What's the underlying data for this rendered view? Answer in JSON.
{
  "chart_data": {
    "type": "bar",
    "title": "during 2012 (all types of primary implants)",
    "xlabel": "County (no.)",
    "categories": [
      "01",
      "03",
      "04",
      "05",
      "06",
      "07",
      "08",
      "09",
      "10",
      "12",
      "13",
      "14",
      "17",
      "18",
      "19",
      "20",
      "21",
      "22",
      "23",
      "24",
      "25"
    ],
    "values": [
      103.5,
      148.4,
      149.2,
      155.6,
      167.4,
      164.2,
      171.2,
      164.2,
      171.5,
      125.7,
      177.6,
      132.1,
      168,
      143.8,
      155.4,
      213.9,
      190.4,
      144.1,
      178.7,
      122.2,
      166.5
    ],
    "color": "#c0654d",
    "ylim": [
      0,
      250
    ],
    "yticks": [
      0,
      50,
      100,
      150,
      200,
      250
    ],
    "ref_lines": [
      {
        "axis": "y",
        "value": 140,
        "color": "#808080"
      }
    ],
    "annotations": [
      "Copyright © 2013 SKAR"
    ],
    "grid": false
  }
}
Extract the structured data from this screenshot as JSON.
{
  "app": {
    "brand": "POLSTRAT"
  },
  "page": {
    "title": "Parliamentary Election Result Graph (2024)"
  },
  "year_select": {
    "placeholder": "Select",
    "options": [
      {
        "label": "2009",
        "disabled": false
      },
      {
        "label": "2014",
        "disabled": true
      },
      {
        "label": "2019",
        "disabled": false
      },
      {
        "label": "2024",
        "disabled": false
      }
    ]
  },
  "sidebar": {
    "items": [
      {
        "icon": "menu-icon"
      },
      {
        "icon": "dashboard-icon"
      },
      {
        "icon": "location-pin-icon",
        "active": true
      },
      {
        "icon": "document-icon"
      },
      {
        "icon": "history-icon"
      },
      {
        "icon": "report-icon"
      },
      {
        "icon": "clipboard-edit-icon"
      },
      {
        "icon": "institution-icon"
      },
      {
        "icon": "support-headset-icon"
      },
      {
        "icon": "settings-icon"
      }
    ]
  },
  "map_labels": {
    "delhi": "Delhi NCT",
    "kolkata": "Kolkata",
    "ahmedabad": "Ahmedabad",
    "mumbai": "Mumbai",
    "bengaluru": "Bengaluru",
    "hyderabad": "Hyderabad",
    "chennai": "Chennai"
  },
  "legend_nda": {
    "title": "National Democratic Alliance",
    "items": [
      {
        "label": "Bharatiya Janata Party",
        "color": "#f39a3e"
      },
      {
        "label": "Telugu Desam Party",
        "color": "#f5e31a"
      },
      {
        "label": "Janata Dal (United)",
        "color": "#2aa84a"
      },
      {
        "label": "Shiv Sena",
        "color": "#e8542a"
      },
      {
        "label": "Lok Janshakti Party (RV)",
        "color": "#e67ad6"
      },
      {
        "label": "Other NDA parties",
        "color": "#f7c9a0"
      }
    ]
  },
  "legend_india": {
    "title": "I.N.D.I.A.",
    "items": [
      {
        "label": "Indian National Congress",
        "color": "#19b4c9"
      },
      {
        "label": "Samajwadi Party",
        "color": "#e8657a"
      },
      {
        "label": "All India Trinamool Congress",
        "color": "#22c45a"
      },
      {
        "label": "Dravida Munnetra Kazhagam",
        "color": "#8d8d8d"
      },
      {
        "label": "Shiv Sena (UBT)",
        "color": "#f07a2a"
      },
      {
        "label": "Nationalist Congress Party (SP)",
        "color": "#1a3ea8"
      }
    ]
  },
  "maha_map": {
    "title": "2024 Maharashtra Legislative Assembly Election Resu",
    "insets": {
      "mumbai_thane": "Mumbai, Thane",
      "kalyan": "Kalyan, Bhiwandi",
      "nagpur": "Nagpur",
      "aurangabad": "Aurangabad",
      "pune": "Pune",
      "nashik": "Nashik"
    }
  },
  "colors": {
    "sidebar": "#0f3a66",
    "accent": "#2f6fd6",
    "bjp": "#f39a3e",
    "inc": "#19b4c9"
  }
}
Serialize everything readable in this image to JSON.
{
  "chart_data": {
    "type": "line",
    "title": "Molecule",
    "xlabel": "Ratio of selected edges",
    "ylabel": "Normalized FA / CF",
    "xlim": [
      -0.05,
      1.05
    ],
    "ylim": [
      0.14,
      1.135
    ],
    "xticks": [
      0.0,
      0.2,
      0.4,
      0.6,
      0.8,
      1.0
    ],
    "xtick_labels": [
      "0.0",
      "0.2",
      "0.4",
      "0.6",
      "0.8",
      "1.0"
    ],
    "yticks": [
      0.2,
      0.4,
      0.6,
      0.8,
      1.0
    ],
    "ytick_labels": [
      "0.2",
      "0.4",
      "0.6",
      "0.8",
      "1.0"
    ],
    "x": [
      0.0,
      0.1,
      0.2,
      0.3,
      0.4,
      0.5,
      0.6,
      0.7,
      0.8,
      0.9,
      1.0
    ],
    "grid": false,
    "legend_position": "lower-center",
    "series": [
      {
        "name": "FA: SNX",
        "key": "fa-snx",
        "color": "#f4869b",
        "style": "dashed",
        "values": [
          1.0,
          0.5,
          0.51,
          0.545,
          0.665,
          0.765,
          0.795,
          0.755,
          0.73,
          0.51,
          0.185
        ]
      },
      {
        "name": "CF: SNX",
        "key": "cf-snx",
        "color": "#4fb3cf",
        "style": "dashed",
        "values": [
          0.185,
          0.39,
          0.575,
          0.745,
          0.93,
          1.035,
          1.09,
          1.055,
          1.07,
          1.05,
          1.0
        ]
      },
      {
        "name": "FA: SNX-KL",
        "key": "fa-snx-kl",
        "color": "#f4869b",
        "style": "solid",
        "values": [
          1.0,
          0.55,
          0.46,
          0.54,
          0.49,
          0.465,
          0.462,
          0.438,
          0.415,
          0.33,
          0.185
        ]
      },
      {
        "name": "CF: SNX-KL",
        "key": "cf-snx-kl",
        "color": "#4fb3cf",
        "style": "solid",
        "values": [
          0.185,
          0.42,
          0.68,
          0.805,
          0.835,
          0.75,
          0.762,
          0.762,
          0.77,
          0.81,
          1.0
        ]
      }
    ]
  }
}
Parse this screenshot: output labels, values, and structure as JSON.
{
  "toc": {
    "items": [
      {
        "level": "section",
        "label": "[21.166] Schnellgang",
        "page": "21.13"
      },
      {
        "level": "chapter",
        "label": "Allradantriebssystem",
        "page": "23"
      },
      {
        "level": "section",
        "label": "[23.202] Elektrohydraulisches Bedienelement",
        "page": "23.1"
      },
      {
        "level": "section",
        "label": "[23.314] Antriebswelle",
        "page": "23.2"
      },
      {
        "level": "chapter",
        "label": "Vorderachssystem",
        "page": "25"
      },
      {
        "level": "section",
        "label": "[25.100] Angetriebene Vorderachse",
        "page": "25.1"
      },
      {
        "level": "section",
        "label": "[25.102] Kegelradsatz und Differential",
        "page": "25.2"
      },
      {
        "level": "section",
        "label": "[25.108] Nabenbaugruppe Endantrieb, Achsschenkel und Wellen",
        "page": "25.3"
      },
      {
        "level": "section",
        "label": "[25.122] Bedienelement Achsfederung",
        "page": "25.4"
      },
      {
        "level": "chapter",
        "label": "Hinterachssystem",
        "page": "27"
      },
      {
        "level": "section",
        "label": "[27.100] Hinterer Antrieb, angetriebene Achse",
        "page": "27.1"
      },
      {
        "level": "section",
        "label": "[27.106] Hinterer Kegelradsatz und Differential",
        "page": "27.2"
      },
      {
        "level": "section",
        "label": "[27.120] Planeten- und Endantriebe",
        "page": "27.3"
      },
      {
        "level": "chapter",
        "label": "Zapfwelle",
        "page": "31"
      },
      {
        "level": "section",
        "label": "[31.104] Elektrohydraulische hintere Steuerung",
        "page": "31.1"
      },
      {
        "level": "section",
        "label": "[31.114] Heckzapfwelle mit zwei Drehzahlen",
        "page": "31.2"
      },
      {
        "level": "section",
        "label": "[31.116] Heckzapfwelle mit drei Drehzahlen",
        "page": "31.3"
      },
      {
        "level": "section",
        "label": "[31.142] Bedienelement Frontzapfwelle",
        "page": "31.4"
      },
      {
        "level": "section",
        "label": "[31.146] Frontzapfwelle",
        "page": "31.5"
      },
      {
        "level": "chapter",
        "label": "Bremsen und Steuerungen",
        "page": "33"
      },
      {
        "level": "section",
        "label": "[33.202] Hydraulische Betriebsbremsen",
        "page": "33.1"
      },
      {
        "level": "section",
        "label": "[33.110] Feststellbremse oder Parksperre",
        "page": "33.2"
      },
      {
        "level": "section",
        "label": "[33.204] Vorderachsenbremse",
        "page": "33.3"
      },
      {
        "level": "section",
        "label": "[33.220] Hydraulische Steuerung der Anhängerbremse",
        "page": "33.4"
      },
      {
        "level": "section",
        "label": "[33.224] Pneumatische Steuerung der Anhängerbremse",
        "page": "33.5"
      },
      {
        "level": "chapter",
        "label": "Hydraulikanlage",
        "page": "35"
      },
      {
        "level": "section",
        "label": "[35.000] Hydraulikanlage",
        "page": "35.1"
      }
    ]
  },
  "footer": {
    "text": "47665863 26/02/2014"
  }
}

(REQUIRED TASK): State how many lines above include the word "Anhängerbremse", and nothing more.

(CORRECT OUTPUT): 2